Instruction: Would you write out the entries below, every one of them, exactly?

Figure content listings
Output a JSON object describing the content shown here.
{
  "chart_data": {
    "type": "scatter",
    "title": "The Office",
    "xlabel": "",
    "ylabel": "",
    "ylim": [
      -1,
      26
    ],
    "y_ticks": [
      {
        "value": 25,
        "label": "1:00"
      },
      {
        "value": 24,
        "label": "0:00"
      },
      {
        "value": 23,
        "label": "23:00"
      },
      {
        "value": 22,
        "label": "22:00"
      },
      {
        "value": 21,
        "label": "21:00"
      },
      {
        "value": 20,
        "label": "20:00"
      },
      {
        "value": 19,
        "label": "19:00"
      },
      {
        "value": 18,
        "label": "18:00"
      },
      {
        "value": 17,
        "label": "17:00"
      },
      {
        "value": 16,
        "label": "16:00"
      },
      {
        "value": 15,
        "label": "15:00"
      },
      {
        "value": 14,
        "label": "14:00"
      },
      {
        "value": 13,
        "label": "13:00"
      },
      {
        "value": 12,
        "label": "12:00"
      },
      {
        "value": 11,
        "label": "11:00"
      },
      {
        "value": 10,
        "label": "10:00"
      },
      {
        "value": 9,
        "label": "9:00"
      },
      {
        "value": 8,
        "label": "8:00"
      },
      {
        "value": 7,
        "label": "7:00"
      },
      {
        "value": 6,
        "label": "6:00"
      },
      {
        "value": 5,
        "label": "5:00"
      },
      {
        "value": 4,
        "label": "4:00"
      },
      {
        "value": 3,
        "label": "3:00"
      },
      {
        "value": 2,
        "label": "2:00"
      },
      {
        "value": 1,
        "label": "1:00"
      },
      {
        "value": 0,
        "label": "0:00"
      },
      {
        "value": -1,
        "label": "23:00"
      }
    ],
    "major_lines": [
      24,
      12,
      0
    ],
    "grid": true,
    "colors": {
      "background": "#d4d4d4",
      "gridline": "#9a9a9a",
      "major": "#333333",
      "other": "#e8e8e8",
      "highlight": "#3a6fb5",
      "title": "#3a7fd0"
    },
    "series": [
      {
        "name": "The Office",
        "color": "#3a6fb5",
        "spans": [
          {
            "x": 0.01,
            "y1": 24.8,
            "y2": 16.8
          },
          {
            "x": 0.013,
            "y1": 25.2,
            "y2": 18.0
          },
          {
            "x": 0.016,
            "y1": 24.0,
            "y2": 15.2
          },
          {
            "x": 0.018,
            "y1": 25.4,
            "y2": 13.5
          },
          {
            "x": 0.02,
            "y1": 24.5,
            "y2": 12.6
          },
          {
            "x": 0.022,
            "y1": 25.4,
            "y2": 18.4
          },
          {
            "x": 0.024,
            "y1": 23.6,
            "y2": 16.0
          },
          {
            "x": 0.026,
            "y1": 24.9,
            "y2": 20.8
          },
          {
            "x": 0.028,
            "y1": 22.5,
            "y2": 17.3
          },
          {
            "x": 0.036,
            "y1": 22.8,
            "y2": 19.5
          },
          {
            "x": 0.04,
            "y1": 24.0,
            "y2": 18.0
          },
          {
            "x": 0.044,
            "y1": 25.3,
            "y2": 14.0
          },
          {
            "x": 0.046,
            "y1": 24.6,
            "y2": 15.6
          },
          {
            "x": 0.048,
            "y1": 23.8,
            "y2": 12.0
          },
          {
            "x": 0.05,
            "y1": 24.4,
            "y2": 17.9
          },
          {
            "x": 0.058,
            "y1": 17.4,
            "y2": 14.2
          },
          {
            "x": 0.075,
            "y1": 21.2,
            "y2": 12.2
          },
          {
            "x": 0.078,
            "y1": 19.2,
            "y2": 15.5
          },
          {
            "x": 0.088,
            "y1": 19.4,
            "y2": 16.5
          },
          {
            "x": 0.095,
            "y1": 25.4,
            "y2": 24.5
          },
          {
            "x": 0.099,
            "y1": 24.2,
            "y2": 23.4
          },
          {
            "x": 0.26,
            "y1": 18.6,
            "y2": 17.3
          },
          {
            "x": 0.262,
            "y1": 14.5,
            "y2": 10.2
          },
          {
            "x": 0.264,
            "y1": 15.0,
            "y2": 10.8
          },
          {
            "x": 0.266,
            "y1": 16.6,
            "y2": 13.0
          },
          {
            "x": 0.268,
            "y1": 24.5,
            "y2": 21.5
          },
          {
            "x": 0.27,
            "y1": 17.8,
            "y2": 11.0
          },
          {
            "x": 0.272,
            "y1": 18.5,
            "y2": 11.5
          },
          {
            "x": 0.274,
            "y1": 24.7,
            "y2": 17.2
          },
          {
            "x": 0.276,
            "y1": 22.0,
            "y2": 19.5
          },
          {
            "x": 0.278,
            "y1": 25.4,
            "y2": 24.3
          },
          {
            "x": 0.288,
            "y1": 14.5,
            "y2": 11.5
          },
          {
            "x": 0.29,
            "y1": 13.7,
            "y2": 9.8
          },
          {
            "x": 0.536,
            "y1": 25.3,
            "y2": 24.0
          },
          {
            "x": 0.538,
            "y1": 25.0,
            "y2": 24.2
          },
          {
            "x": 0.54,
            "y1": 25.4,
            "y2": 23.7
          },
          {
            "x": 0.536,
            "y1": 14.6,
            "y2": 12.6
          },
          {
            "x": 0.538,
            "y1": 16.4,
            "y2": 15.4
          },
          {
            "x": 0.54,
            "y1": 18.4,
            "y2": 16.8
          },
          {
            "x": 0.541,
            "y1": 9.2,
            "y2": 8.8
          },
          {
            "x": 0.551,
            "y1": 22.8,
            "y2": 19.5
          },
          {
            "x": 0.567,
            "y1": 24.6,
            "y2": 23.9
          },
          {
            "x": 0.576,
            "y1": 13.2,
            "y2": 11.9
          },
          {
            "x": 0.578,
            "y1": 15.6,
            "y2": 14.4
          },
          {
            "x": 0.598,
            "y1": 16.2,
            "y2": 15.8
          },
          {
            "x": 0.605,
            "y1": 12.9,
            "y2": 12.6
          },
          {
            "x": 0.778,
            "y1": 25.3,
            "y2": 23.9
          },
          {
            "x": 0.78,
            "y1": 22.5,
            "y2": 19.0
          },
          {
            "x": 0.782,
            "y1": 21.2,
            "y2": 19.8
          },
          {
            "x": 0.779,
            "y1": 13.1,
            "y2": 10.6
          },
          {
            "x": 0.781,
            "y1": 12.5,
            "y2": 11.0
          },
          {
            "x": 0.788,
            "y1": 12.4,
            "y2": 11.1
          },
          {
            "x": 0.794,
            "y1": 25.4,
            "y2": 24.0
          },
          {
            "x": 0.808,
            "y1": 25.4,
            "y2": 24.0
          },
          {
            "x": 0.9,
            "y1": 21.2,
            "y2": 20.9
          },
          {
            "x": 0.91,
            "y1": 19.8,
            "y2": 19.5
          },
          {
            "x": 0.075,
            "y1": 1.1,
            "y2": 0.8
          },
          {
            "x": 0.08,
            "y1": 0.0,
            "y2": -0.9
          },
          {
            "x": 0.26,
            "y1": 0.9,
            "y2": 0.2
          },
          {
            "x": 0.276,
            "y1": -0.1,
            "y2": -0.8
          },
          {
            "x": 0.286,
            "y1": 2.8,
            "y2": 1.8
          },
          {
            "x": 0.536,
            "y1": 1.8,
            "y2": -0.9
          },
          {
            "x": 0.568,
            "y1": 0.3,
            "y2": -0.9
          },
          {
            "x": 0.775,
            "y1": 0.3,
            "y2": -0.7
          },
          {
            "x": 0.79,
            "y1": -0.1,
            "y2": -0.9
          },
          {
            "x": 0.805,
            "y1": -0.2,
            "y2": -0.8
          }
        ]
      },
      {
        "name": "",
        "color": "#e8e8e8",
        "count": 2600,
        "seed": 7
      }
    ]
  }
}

Answer to this exercise:
Output a JSON object describing the content shown here.
{
  "chart_data": {
    "type": "scatter",
    "title": "The Office",
    "xlabel": "",
    "ylabel": "",
    "ylim": [
      -1,
      26
    ],
    "y_ticks": [
      {
        "value": 25,
        "label": "1:00"
      },
      {
        "value": 24,
        "label": "0:00"
      },
      {
        "value": 23,
        "label": "23:00"
      },
      {
        "value": 22,
        "label": "22:00"
      },
      {
        "value": 21,
        "label": "21:00"
      },
      {
        "value": 20,
        "label": "20:00"
      },
      {
        "value": 19,
        "label": "19:00"
      },
      {
        "value": 18,
        "label": "18:00"
      },
      {
        "value": 17,
        "label": "17:00"
      },
      {
        "value": 16,
        "label": "16:00"
      },
      {
        "value": 15,
        "label": "15:00"
      },
      {
        "value": 14,
        "label": "14:00"
      },
      {
        "value": 13,
        "label": "13:00"
      },
      {
        "value": 12,
        "label": "12:00"
      },
      {
        "value": 11,
        "label": "11:00"
      },
      {
        "value": 10,
        "label": "10:00"
      },
      {
        "value": 9,
        "label": "9:00"
      },
      {
        "value": 8,
        "label": "8:00"
      },
      {
        "value": 7,
        "label": "7:00"
      },
      {
        "value": 6,
        "label": "6:00"
      },
      {
        "value": 5,
        "label": "5:00"
      },
      {
        "value": 4,
        "label": "4:00"
      },
      {
        "value": 3,
        "label": "3:00"
      },
      {
        "value": 2,
        "label": "2:00"
      },
      {
        "value": 1,
        "label": "1:00"
      },
      {
        "value": 0,
        "label": "0:00"
      },
      {
        "value": -1,
        "label": "23:00"
      }
    ],
    "major_lines": [
      24,
      12,
      0
    ],
    "grid": true,
    "colors": {
      "background": "#d4d4d4",
      "gridline": "#9a9a9a",
      "major": "#333333",
      "other": "#e8e8e8",
      "highlight": "#3a6fb5",
      "title": "#3a7fd0"
    },
    "series": [
      {
        "name": "The Office",
        "color": "#3a6fb5",
        "spans": [
          {
            "x": 0.01,
            "y1": 24.8,
            "y2": 16.8
          },
          {
            "x": 0.013,
            "y1": 25.2,
            "y2": 18.0
          },
          {
            "x": 0.016,
            "y1": 24.0,
            "y2": 15.2
          },
          {
            "x": 0.018,
            "y1": 25.4,
            "y2": 13.5
          },
          {
            "x": 0.02,
            "y1": 24.5,
            "y2": 12.6
          },
          {
            "x": 0.022,
            "y1": 25.4,
            "y2": 18.4
          },
          {
            "x": 0.024,
            "y1": 23.6,
            "y2": 16.0
          },
          {
            "x": 0.026,
            "y1": 24.9,
            "y2": 20.8
          },
          {
            "x": 0.028,
            "y1": 22.5,
            "y2": 17.3
          },
          {
            "x": 0.036,
            "y1": 22.8,
            "y2": 19.5
          },
          {
            "x": 0.04,
            "y1": 24.0,
            "y2": 18.0
          },
          {
            "x": 0.044,
            "y1": 25.3,
            "y2": 14.0
          },
          {
            "x": 0.046,
            "y1": 24.6,
            "y2": 15.6
          },
          {
            "x": 0.048,
            "y1": 23.8,
            "y2": 12.0
          },
          {
            "x": 0.05,
            "y1": 24.4,
            "y2": 17.9
          },
          {
            "x": 0.058,
            "y1": 17.4,
            "y2": 14.2
          },
          {
            "x": 0.075,
            "y1": 21.2,
            "y2": 12.2
          },
          {
            "x": 0.078,
            "y1": 19.2,
            "y2": 15.5
          },
          {
            "x": 0.088,
            "y1": 19.4,
            "y2": 16.5
          },
          {
            "x": 0.095,
            "y1": 25.4,
            "y2": 24.5
          },
          {
            "x": 0.099,
            "y1": 24.2,
            "y2": 23.4
          },
          {
            "x": 0.26,
            "y1": 18.6,
            "y2": 17.3
          },
          {
            "x": 0.262,
            "y1": 14.5,
            "y2": 10.2
          },
          {
            "x": 0.264,
            "y1": 15.0,
            "y2": 10.8
          },
          {
            "x": 0.266,
            "y1": 16.6,
            "y2": 13.0
          },
          {
            "x": 0.268,
            "y1": 24.5,
            "y2": 21.5
          },
          {
            "x": 0.27,
            "y1": 17.8,
            "y2": 11.0
          },
          {
            "x": 0.272,
            "y1": 18.5,
            "y2": 11.5
          },
          {
            "x": 0.274,
            "y1": 24.7,
            "y2": 17.2
          },
          {
            "x": 0.276,
            "y1": 22.0,
            "y2": 19.5
          },
          {
            "x": 0.278,
            "y1": 25.4,
            "y2": 24.3
          },
          {
            "x": 0.288,
            "y1": 14.5,
            "y2": 11.5
          },
          {
            "x": 0.29,
            "y1": 13.7,
            "y2": 9.8
          },
          {
            "x": 0.536,
            "y1": 25.3,
            "y2": 24.0
          },
          {
            "x": 0.538,
            "y1": 25.0,
            "y2": 24.2
          },
          {
            "x": 0.54,
            "y1": 25.4,
            "y2": 23.7
          },
          {
            "x": 0.536,
            "y1": 14.6,
            "y2": 12.6
          },
          {
            "x": 0.538,
            "y1": 16.4,
            "y2": 15.4
          },
          {
            "x": 0.54,
            "y1": 18.4,
            "y2": 16.8
          },
          {
            "x": 0.541,
            "y1": 9.2,
            "y2": 8.8
          },
          {
            "x": 0.551,
            "y1": 22.8,
            "y2": 19.5
          },
          {
            "x": 0.567,
            "y1": 24.6,
            "y2": 23.9
          },
          {
            "x": 0.576,
            "y1": 13.2,
            "y2": 11.9
          },
          {
            "x": 0.578,
            "y1": 15.6,
            "y2": 14.4
          },
          {
            "x": 0.598,
            "y1": 16.2,
            "y2": 15.8
          },
          {
            "x": 0.605,
            "y1": 12.9,
            "y2": 12.6
          },
          {
            "x": 0.778,
            "y1": 25.3,
            "y2": 23.9
          },
          {
            "x": 0.78,
            "y1": 22.5,
            "y2": 19.0
          },
          {
            "x": 0.782,
            "y1": 21.2,
            "y2": 19.8
          },
          {
            "x": 0.779,
            "y1": 13.1,
            "y2": 10.6
          },
          {
            "x": 0.781,
            "y1": 12.5,
            "y2": 11.0
          },
          {
            "x": 0.788,
            "y1": 12.4,
            "y2": 11.1
          },
          {
            "x": 0.794,
            "y1": 25.4,
            "y2": 24.0
          },
          {
            "x": 0.808,
            "y1": 25.4,
            "y2": 24.0
          },
          {
            "x": 0.9,
            "y1": 21.2,
            "y2": 20.9
          },
          {
            "x": 0.91,
            "y1": 19.8,
            "y2": 19.5
          },
          {
            "x": 0.075,
            "y1": 1.1,
            "y2": 0.8
          },
          {
            "x": 0.08,
            "y1": 0.0,
            "y2": -0.9
          },
          {
            "x": 0.26,
            "y1": 0.9,
            "y2": 0.2
          },
          {
            "x": 0.276,
            "y1": -0.1,
            "y2": -0.8
          },
          {
            "x": 0.286,
            "y1": 2.8,
            "y2": 1.8
          },
          {
            "x": 0.536,
            "y1": 1.8,
            "y2": -0.9
          },
          {
            "x": 0.568,
            "y1": 0.3,
            "y2": -0.9
          },
          {
            "x": 0.775,
            "y1": 0.3,
            "y2": -0.7
          },
          {
            "x": 0.79,
            "y1": -0.1,
            "y2": -0.9
          },
          {
            "x": 0.805,
            "y1": -0.2,
            "y2": -0.8
          }
        ]
      },
      {
        "name": "",
        "color": "#e8e8e8",
        "count": 2600,
        "seed": 7
      }
    ]
  }
}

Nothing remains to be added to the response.